• CHALLENGE
Copy out all of the data exactly as it appears.

─── DATASET CONTENT

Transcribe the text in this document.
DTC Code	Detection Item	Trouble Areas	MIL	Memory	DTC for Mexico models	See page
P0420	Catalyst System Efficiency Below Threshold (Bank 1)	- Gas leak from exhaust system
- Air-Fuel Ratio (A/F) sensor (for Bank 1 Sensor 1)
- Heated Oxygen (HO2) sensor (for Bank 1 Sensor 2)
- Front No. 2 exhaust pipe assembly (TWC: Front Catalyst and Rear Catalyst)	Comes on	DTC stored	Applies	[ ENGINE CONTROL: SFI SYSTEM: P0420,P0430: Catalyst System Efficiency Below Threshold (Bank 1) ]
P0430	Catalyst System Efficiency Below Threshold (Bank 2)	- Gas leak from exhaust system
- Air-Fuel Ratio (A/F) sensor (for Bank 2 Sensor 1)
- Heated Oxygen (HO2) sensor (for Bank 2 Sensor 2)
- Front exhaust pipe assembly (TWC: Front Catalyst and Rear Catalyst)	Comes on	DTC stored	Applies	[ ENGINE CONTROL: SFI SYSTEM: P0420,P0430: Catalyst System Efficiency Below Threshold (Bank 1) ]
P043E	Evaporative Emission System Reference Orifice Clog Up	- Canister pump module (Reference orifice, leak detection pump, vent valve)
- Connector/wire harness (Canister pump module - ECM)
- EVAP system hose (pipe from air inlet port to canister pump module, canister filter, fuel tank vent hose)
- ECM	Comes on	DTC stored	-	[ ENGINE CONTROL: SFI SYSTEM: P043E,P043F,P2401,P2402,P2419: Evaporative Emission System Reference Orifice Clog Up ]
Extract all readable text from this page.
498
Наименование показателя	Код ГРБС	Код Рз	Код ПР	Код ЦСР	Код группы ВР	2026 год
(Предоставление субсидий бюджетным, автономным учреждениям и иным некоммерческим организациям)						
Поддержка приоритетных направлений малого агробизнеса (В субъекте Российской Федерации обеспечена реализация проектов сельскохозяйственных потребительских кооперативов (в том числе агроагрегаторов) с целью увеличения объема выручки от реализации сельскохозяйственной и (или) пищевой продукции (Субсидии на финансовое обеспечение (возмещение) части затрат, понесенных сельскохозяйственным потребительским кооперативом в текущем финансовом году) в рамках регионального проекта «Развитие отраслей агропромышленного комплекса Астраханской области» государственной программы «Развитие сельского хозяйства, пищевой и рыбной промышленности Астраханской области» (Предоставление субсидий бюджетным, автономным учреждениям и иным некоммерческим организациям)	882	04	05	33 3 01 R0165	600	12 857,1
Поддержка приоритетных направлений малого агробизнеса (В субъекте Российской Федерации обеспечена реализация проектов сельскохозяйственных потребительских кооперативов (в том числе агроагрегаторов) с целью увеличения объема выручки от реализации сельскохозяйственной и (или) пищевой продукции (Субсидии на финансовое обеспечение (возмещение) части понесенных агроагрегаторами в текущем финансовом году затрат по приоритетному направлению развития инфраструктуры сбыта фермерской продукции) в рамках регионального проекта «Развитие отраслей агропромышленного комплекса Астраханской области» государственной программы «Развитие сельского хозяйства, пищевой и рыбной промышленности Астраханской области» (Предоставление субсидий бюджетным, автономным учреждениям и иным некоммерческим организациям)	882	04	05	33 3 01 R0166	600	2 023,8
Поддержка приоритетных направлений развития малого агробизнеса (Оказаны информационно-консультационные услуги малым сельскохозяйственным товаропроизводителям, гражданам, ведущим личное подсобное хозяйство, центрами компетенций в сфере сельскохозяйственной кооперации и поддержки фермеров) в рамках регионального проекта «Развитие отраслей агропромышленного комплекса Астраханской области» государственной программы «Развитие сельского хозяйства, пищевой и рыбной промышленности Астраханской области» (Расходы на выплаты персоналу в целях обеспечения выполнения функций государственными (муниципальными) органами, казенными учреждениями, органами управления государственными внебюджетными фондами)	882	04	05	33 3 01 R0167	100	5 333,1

──────

• RESPONSE BELOW
Transcribe the text in this document.
DTC Code	Detection Item	Trouble Areas	MIL	Memory	DTC for Mexico models	See page
P0420	Catalyst System Efficiency Below Threshold (Bank 1)	- Gas leak from exhaust system
- Air-Fuel Ratio (A/F) sensor (for Bank 1 Sensor 1)
- Heated Oxygen (HO2) sensor (for Bank 1 Sensor 2)
- Front No. 2 exhaust pipe assembly (TWC: Front Catalyst and Rear Catalyst)	Comes on	DTC stored	Applies	[ ENGINE CONTROL: SFI SYSTEM: P0420,P0430: Catalyst System Efficiency Below Threshold (Bank 1) ]
P0430	Catalyst System Efficiency Below Threshold (Bank 2)	- Gas leak from exhaust system
- Air-Fuel Ratio (A/F) sensor (for Bank 2 Sensor 1)
- Heated Oxygen (HO2) sensor (for Bank 2 Sensor 2)
- Front exhaust pipe assembly (TWC: Front Catalyst and Rear Catalyst)	Comes on	DTC stored	Applies	[ ENGINE CONTROL: SFI SYSTEM: P0420,P0430: Catalyst System Efficiency Below Threshold (Bank 1) ]
P043E	Evaporative Emission System Reference Orifice Clog Up	- Canister pump module (Reference orifice, leak detection pump, vent valve)
- Connector/wire harness (Canister pump module - ECM)
- EVAP system hose (pipe from air inlet port to canister pump module, canister filter, fuel tank vent hose)
- ECM	Comes on	DTC stored	-	[ ENGINE CONTROL: SFI SYSTEM: P043E,P043F,P2401,P2402,P2419: Evaporative Emission System Reference Orifice Clog Up ]
Extract all readable text from this page.
498
Наименование показателя	Код ГРБС	Код Рз	Код ПР	Код ЦСР	Код группы ВР	2026 год
(Предоставление субсидий бюджетным, автономным учреждениям и иным некоммерческим организациям)						
Поддержка приоритетных направлений малого агробизнеса (В субъекте Российской Федерации обеспечена реализация проектов сельскохозяйственных потребительских кооперативов (в том числе агроагрегаторов) с целью увеличения объема выручки от реализации сельскохозяйственной и (или) пищевой продукции (Субсидии на финансовое обеспечение (возмещение) части затрат, понесенных сельскохозяйственным потребительским кооперативом в текущем финансовом году) в рамках регионального проекта «Развитие отраслей агропромышленного комплекса Астраханской области» государственной программы «Развитие сельского хозяйства, пищевой и рыбной промышленности Астраханской области» (Предоставление субсидий бюджетным, автономным учреждениям и иным некоммерческим организациям)	882	04	05	33 3 01 R0165	600	12 857,1
Поддержка приоритетных направлений малого агробизнеса (В субъекте Российской Федерации обеспечена реализация проектов сельскохозяйственных потребительских кооперативов (в том числе агроагрегаторов) с целью увеличения объема выручки от реализации сельскохозяйственной и (или) пищевой продукции (Субсидии на финансовое обеспечение (возмещение) части понесенных агроагрегаторами в текущем финансовом году затрат по приоритетному направлению развития инфраструктуры сбыта фермерской продукции) в рамках регионального проекта «Развитие отраслей агропромышленного комплекса Астраханской области» государственной программы «Развитие сельского хозяйства, пищевой и рыбной промышленности Астраханской области» (Предоставление субсидий бюджетным, автономным учреждениям и иным некоммерческим организациям)	882	04	05	33 3 01 R0166	600	2 023,8
Поддержка приоритетных направлений развития малого агробизнеса (Оказаны информационно-консультационные услуги малым сельскохозяйственным товаропроизводителям, гражданам, ведущим личное подсобное хозяйство, центрами компетенций в сфере сельскохозяйственной кооперации и поддержки фермеров) в рамках регионального проекта «Развитие отраслей агропромышленного комплекса Астраханской области» государственной программы «Развитие сельского хозяйства, пищевой и рыбной промышленности Астраханской области» (Расходы на выплаты персоналу в целях обеспечения выполнения функций государственными (муниципальными) органами, казенными учреждениями, органами управления государственными внебюджетными фондами)	882	04	05	33 3 01 R0167	100	5 333,1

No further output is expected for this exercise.